OK, stay with me. Note 2

"A society which is clamoring for choice, which is filled with many articulate groups, each urging its own brand of salvation, its own variety of economic philosophy, will give each new generation no peace until all have chosen or gone under, unable to bear the condition of choice. The stress is in our civilization.” Margaret Mead in her book, Coming of Age in Samoa

Note 3 is about another book I picked up and will recommend here - The Paradox of Choice by Barry Schwartz. When I read it, that was when I first scribbled a reminder to blog about the hidden dangers of having too many choices. (You can get an overview of the book's ideas from the video at the end of this post.) Schwartz says:

"Given the indisputable fact that choice is good for human well-being,it seems only logical that if some choice is good, more choice is better. Logically true, yes. Psychologically true, no. My colleagues and I, along with other researchers, have begun amassing evidence - both in the laboratory and in the field - that increased choice can lead to decreased well-being. This is especially true for people we have termed "maximizers," people whose goal is to get the best possible result when they make decisions. Choice overload is also a problem for people we call "satisficers," people who seek only "good enough" results from their choices, but the problem is greatly magnified for maximizers."

In an article, "The Tyranny of Choice", Schwartz also says that the modern university has become a kind of intellectual shopping mall that offers a wide array of different "goods" and allows, even encourages, students/customers to shop around until they find what they like.

We have too many choices each day - hundreds of cable TV channels, a supermarket aisle with 175 salad dressings, overwhelming Net search results, too many blogs.

Post-It #4 Journalist Michael Schrage said in an interview that when people call for a ban on PowerPoint presentations, they miss the point.

"The issue is not banning PowerPoint but about putting constraints on it. For example, limit a PowerPoint to no more than 10 slides, no more than 20 words, and 2 of those slides have to have pictures or charts. Just as in the strict rhyming structure of sonnets or haiku, art is defined by constraints. A problem with PowerPoint is that you can just create another slide."

Note #5 came from the Common Craft blog when I read a post that explains how their simple videos in the "paperworks" format work because of constraints.

What are those constraints? Rules that they have decided not to break in making the their copyright infringement-free videos: only using materials like paper, whiteboard, markers, string, and keeping them under 4 minutes in length, using their hands to tell the story, and without an external music track (but they do hum, clap etc.)

Here's a sample video of theirs on social networking:

(Can't see it? Try this link)

I know several poets who have told me that they like working in forms (sonnet, sestina, paradelle) because they find that little box of constraints very liberating. It goes against our basic beliefs of freedom, but it seems to work.

Limiting the scope of possibilities also limits the decisions to be made, and some of the complexity. Choice and complexity does not necessarily lead to any additional creativity.

Teachers sometimes do this when giving assignments - limiting materials or resources or technology or setting a length and so on. When we set these constraints, what may happen is that by eliminating some of their decisions students focus on the ideas and content.

If a student spends 3 hours on a PowerPoint presentation, would you prefer that 2 of those hours be spent on the backgrounds, font sizes, and clip art or the ideas? So, instead you give them a PowerPoint template, limit the number of images, tell them to save it as a PowerPoint show (.pps file) and require it to be timed to 3:30 to 4 minutes. When they present it to the class they no longer control the advance of slides. They'll have to know their material. They'll need to have rehearsed.

My last note was about Malcolm Gladwell who wrote three books that I bought, read, and told my e-marketing major son to read: The Tipping Point:How Little Things Can Make a Big Difference, Blink and Freakonomics. I wrote on it a Yiddish proverb that Gladwell included: "To a worm in horseradish, the world is horseradish." I think that's a good place to end.

Extracted data entries:
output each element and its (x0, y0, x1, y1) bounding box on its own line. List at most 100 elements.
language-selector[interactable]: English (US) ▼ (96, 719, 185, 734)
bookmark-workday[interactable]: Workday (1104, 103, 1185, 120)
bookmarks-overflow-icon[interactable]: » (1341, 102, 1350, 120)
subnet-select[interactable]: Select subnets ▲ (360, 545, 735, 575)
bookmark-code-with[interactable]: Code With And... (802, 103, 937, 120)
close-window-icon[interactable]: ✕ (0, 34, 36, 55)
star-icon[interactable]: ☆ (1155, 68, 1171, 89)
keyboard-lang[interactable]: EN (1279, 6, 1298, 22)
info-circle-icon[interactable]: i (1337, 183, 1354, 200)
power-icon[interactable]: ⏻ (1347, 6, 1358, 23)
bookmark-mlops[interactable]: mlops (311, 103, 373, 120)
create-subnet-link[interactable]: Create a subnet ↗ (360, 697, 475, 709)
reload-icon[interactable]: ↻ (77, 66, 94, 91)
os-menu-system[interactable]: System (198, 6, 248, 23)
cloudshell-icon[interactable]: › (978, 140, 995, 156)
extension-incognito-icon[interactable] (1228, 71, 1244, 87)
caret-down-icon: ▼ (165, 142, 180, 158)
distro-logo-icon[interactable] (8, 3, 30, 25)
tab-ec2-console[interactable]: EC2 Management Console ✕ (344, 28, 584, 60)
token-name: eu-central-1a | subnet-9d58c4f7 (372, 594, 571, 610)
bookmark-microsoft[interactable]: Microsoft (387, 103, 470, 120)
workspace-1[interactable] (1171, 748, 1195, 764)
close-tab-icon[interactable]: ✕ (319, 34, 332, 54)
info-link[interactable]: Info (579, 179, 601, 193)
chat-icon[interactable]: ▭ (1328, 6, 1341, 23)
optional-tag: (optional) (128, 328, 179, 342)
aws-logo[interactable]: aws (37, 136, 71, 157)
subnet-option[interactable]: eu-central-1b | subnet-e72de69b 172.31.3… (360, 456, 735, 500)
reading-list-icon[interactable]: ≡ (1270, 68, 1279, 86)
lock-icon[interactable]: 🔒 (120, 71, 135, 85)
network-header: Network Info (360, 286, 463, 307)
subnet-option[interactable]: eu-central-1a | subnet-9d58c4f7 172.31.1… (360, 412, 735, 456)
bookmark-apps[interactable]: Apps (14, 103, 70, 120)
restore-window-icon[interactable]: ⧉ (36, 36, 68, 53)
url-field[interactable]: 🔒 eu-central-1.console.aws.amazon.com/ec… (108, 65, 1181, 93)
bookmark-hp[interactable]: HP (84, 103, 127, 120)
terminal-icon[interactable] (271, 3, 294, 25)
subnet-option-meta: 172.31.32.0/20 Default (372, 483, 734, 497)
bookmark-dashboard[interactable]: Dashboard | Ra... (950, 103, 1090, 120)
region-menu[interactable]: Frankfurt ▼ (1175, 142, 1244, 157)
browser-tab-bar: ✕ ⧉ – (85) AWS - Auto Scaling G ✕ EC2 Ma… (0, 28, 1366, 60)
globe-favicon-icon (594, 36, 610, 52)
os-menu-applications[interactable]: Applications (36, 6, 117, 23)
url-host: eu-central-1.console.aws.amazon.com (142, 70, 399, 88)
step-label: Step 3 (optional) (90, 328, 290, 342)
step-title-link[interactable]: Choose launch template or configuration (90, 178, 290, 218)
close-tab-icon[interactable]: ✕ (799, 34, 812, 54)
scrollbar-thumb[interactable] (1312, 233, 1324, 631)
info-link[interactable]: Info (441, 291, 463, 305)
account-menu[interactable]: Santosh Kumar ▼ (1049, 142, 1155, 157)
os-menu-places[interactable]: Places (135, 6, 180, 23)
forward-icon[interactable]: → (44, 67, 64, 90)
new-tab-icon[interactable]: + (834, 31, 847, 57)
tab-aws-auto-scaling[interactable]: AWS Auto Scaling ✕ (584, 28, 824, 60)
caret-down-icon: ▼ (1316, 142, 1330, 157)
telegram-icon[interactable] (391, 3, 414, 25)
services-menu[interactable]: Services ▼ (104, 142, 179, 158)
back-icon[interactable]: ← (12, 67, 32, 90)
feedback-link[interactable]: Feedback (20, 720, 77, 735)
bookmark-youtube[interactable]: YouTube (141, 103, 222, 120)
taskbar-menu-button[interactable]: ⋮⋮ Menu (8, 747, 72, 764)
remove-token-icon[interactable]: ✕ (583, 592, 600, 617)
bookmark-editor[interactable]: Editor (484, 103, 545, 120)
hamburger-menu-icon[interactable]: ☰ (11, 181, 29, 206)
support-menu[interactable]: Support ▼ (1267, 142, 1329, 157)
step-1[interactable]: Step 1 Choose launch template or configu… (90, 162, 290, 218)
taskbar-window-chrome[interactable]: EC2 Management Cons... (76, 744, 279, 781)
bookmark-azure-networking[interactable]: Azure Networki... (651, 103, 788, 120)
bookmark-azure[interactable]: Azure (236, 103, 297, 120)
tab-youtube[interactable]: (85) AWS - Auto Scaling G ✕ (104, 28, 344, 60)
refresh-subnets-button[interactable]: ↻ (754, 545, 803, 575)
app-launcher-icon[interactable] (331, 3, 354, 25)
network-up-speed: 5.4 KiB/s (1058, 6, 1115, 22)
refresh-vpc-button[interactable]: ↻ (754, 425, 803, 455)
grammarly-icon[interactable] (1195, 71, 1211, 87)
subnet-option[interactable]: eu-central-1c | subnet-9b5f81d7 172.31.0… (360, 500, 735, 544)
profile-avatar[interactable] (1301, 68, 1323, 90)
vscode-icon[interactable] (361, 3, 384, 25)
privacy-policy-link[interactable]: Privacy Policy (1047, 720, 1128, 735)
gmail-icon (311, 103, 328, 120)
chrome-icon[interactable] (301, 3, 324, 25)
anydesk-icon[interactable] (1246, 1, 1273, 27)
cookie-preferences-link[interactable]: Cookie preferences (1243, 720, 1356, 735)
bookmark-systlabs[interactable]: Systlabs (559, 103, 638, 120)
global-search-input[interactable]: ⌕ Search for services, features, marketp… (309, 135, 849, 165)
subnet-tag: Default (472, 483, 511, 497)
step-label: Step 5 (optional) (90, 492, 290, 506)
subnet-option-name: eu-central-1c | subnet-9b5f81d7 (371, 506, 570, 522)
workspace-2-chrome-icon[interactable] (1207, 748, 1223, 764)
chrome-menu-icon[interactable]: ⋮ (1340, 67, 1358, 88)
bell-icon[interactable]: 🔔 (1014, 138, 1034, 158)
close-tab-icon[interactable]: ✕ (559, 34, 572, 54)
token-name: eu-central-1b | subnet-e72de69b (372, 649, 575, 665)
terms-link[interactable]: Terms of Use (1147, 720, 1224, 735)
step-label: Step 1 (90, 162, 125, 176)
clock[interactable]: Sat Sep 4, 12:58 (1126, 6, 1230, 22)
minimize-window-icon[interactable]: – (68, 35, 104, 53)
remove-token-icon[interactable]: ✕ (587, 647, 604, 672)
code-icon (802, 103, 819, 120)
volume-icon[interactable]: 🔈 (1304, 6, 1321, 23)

PROBLEMS AND TASKS »
**a.** According to the blog post on choice and constraints, how many salad dressings are in one supermarket aisle?
**b.** Update the blog post's stretch from "Note #5 came" through "because of constraints." by replacing "simple" with "short".
**c.** Do these statements agree with the blog post? (i) Schrage proposes limiting a PowerPoint to no more than 10 slides. (ii) The Common Craft videos use an external music track. (iii) The quotation about a society clamoring for choice comes from Margaret Mead's book Coming of Age in Samoa.

SOLUTIONS TO EACH TASK »
**a.** 175

**b.**
Note #5 came from the Common Craft blog when I read a post that explains how their short videos in the "paperworks" format work because of constraints.

**c.**
(i) Yes: "limit a PowerPoint to no more than 10 slides"
(ii) No: "without an external music track"
(iii) Yes: "Margaret Mead in her book, Coming of Age in Samoa"